- [Task description]:
Gather all lines in the records below that include the word "Kampfes".

- [Data]:
*-*-*

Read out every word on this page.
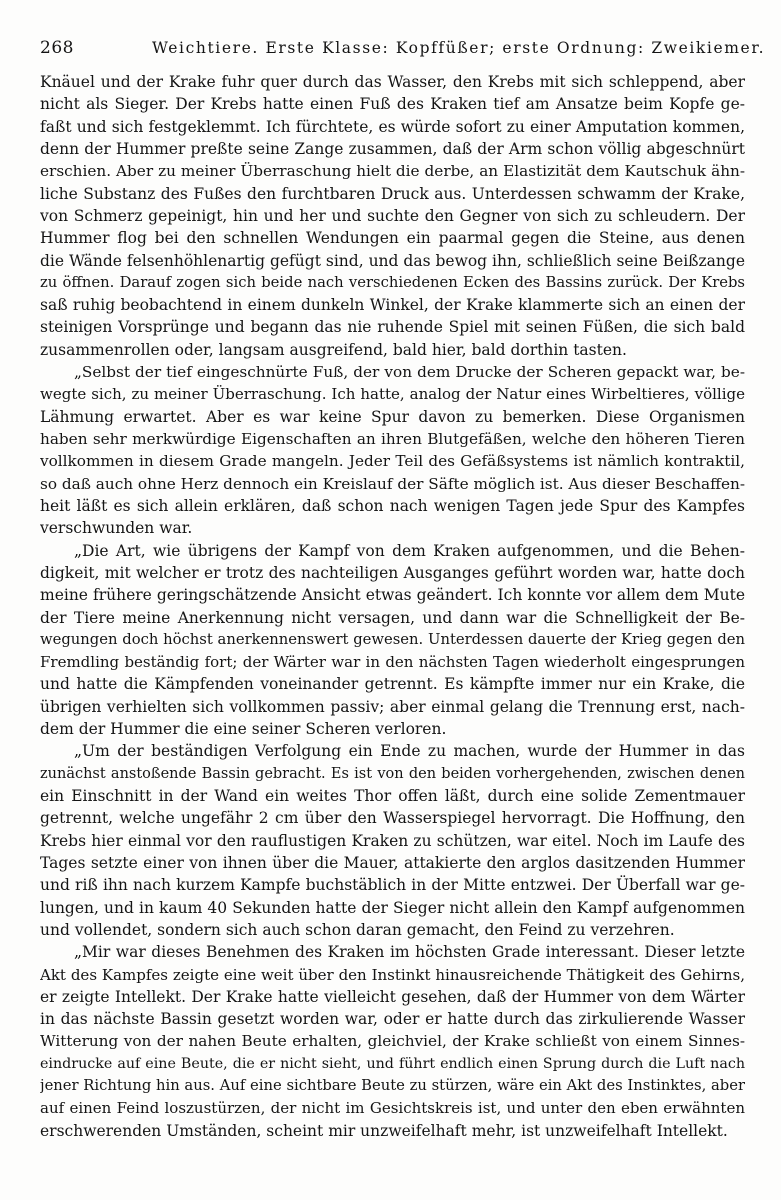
268	Weichtiere. Erste Klasse: Kopffüßer; erste Ordnung: Zweikiemer.
Knäuel und der Krake fuhr quer durch das Wasser, den Krebs mit sich schleppend, aber
nicht als Sieger. Der Krebs hatte einen Fuß des Kraken tief am Ansatze beim Kopfe ge-
faßt und sich festgeklemmt. Ich fürchtete, es würde sofort zu einer Amputation kommen,
denn der Hummer preßte seine Zange zusammen, daß der Arm schon völlig abgeschnürt
erschien. Aber zu meiner Überraschung hielt die derbe, an Elastizität dem Kautschuk ähn-
liche Substanz des Fußes den furchtbaren Druck aus. Unterdessen schwamm der Krake,
von Schmerz gepeinigt, hin und her und suchte den Gegner von sich zu schleudern. Der
Hummer flog bei den schnellen Wendungen ein paarmal gegen die Steine, aus denen
die Wände felsenhöhlenartig gefügt sind, und das bewog ihn, schließlich seine Beißzange
zu öffnen. Darauf zogen sich beide nach verschiedenen Ecken des Bassins zurück. Der Krebs
saß ruhig beobachtend in einem dunkeln Winkel, der Krake klammerte sich an einen der
steinigen Vorsprünge und begann das nie ruhende Spiel mit seinen Füßen, die sich bald
zusammenrollen oder, langsam ausgreifend, bald hier, bald dorthin tasten.
„Selbst der tief eingeschnürte Fuß, der von dem Drucke der Scheren gepackt war, be-
wegte sich, zu meiner Überraschung. Ich hatte, analog der Natur eines Wirbeltieres, völlige
Lähmung erwartet. Aber es war keine Spur davon zu bemerken. Diese Organismen
haben sehr merkwürdige Eigenschaften an ihren Blutgefäßen, welche den höheren Tieren
vollkommen in diesem Grade mangeln. Jeder Teil des Gefäßsystems ist nämlich kontraktil,
so daß auch ohne Herz dennoch ein Kreislauf der Säfte möglich ist. Aus dieser Beschaffen-
heit läßt es sich allein erklären, daß schon nach wenigen Tagen jede Spur des Kampfes
verschwunden war.
„Die Art, wie übrigens der Kampf von dem Kraken aufgenommen, und die Behen-
digkeit, mit welcher er trotz des nachteiligen Ausganges geführt worden war, hatte doch
meine frühere geringschätzende Ansicht etwas geändert. Ich konnte vor allem dem Mute
der Tiere meine Anerkennung nicht versagen, und dann war die Schnelligkeit der Be-
wegungen doch höchst anerkennenswert gewesen. Unterdessen dauerte der Krieg gegen den
Fremdling beständig fort; der Wärter war in den nächsten Tagen wiederholt eingesprungen
und hatte die Kämpfenden voneinander getrennt. Es kämpfte immer nur ein Krake, die
übrigen verhielten sich vollkommen passiv; aber einmal gelang die Trennung erst, nach-
dem der Hummer die eine seiner Scheren verloren.
„Um der beständigen Verfolgung ein Ende zu machen, wurde der Hummer in das
zunächst anstoßende Bassin gebracht. Es ist von den beiden vorhergehenden, zwischen denen
ein Einschnitt in der Wand ein weites Thor offen läßt, durch eine solide Zementmauer
getrennt, welche ungefähr 2 cm über den Wasserspiegel hervorragt. Die Hoffnung, den
Krebs hier einmal vor den rauflustigen Kraken zu schützen, war eitel. Noch im Laufe des
Tages setzte einer von ihnen über die Mauer, attakierte den arglos dasitzenden Hummer
und riß ihn nach kurzem Kampfe buchstäblich in der Mitte entzwei. Der Überfall war ge-
lungen, und in kaum 40 Sekunden hatte der Sieger nicht allein den Kampf aufgenommen
und vollendet, sondern sich auch schon daran gemacht, den Feind zu verzehren.
„Mir war dieses Benehmen des Kraken im höchsten Grade interessant. Dieser letzte
Akt des Kampfes zeigte eine weit über den Instinkt hinausreichende Thätigkeit des Gehirns,
er zeigte Intellekt. Der Krake hatte vielleicht gesehen, daß der Hummer von dem Wärter
in das nächste Bassin gesetzt worden war, oder er hatte durch das zirkulierende Wasser
Witterung von der nahen Beute erhalten, gleichviel, der Krake schließt von einem Sinnes-
eindrucke auf eine Beute, die er nicht sieht, und führt endlich einen Sprung durch die Luft nach
jener Richtung hin aus. Auf eine sichtbare Beute zu stürzen, wäre ein Akt des Instinktes, aber
auf einen Feind loszustürzen, der nicht im Gesichtskreis ist, und unter den eben erwähnten
erschwerenden Umständen, scheint mir unzweifelhaft mehr, ist unzweifelhaft Intellekt.
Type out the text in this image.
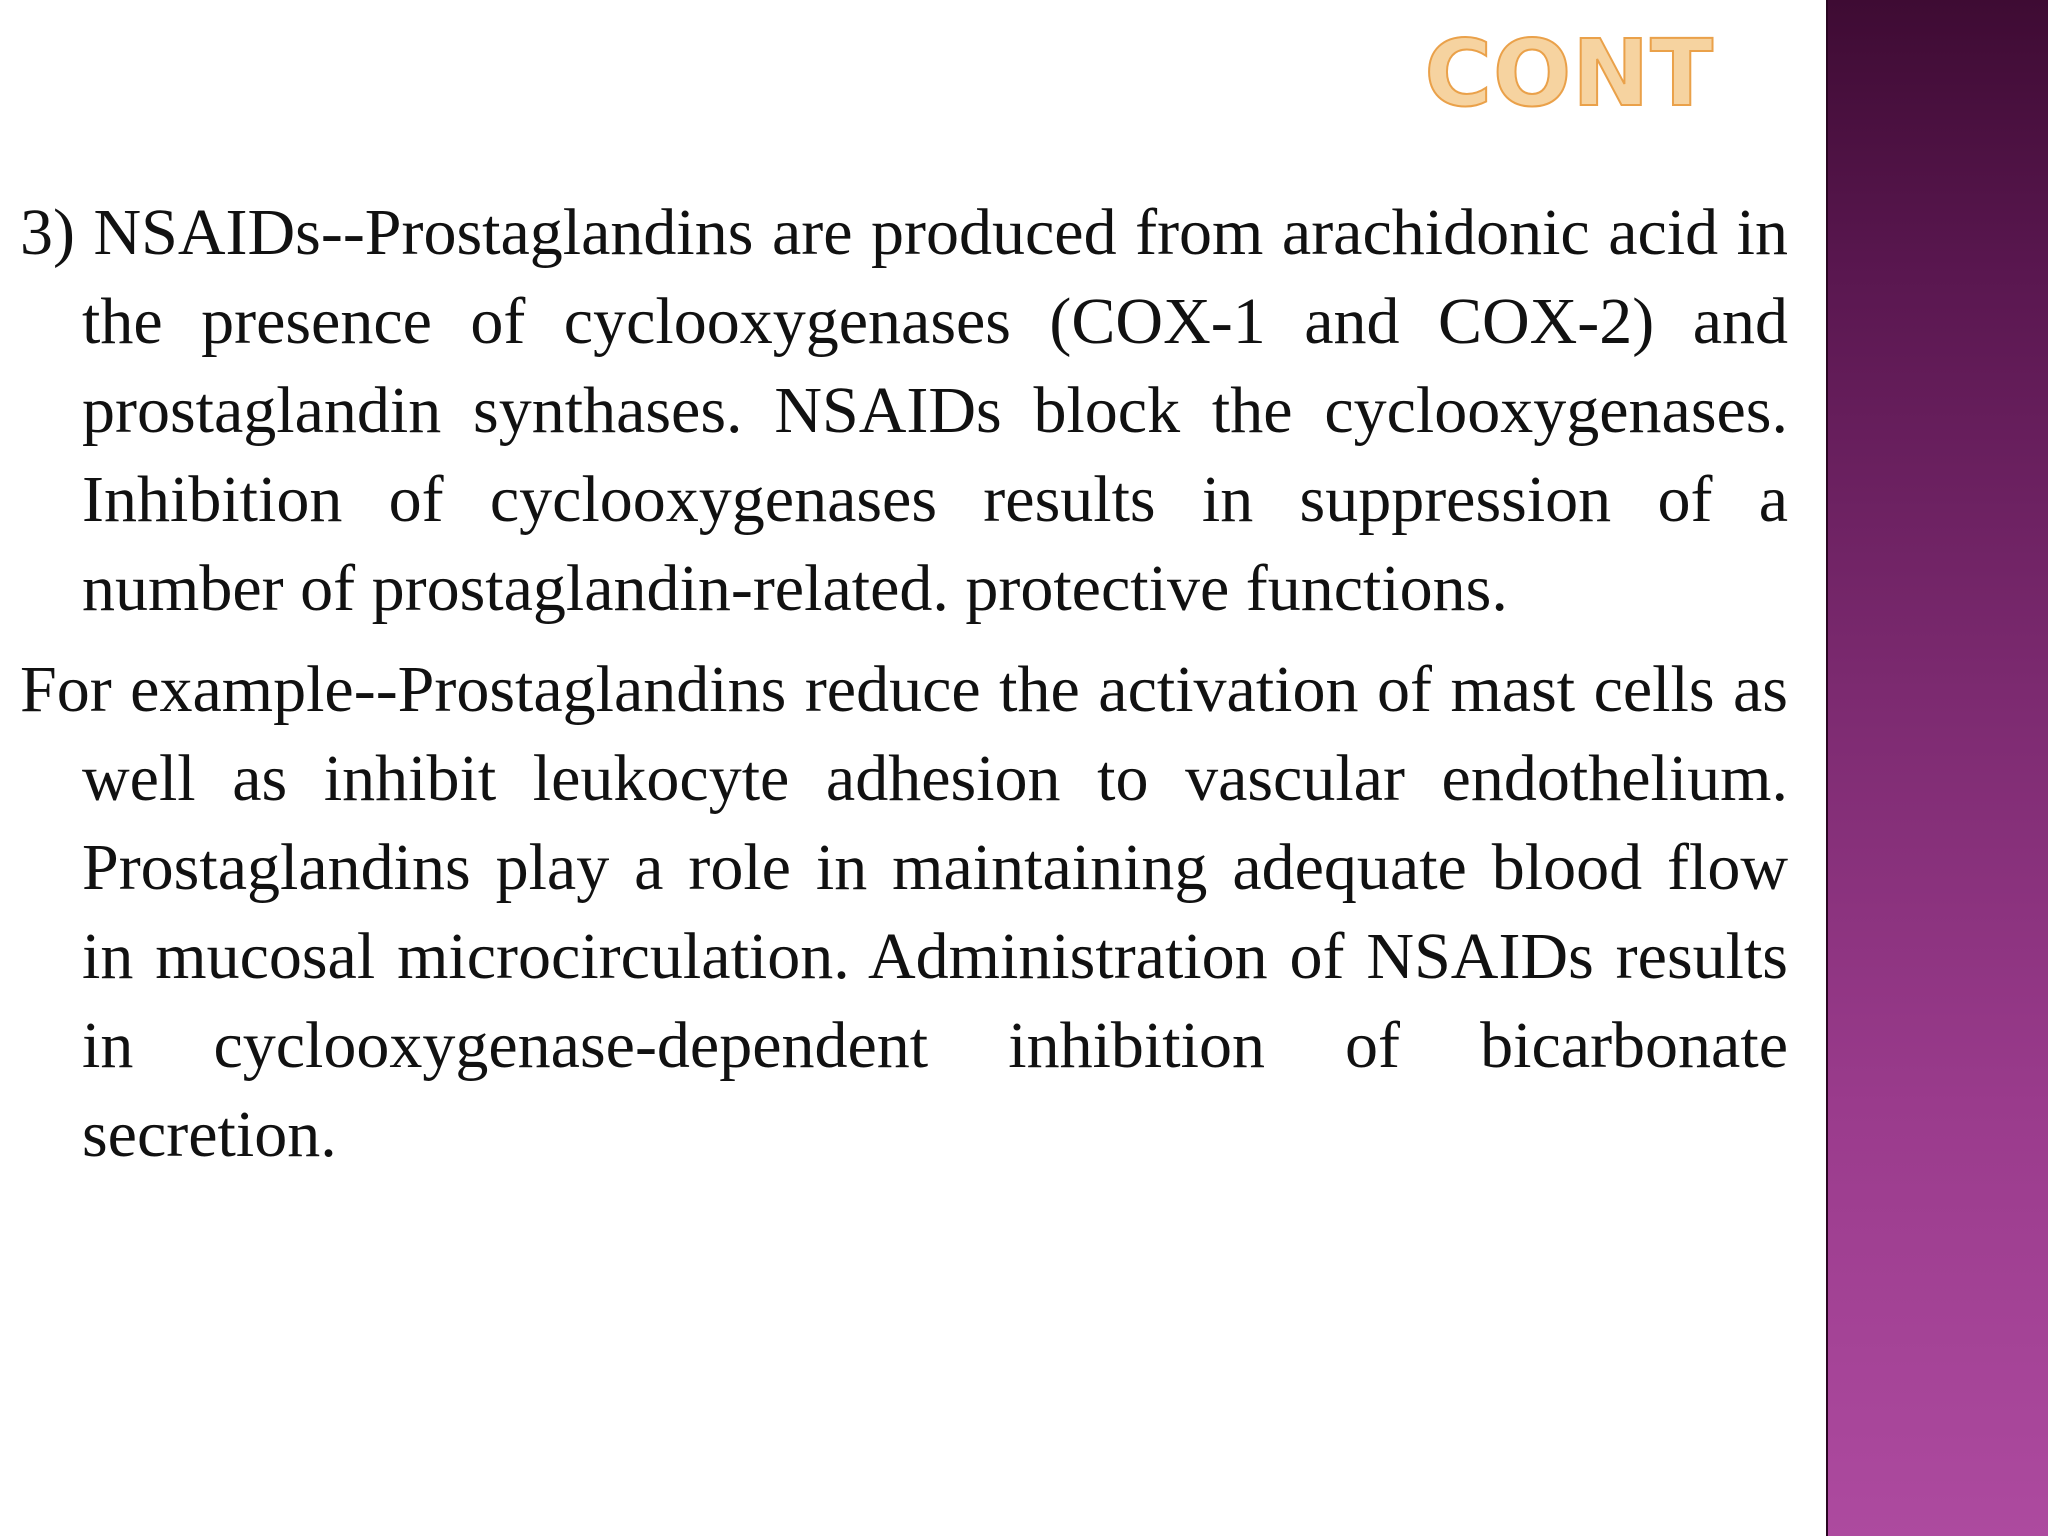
CONT

3) NSAIDs--Prostaglandins are produced from arachidonic acid in the presence of cyclooxygenases (COX-1 and COX-2) and prostaglandin synthases. NSAIDs block the cyclooxygenases. Inhibition of cyclooxygenases results in suppression of a number of prostaglandin-related. protective functions.

For example--Prostaglandins reduce the activation of mast cells as well as inhibit leukocyte adhesion to vascular endothelium. Prostaglandins play a role in maintaining adequate blood flow in mucosal microcirculation. Administration of NSAIDs results in cyclooxygenase-dependent inhibition of bicarbonate secretion.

*-*-*

- [Exercise solution]:
heit läßt es sich allein erklären, daß schon nach wenigen Tagen jede Spur des Kampfes
Akt des Kampfes zeigte eine weit über den Instinkt hinausreichende Thätigkeit des Gehirns,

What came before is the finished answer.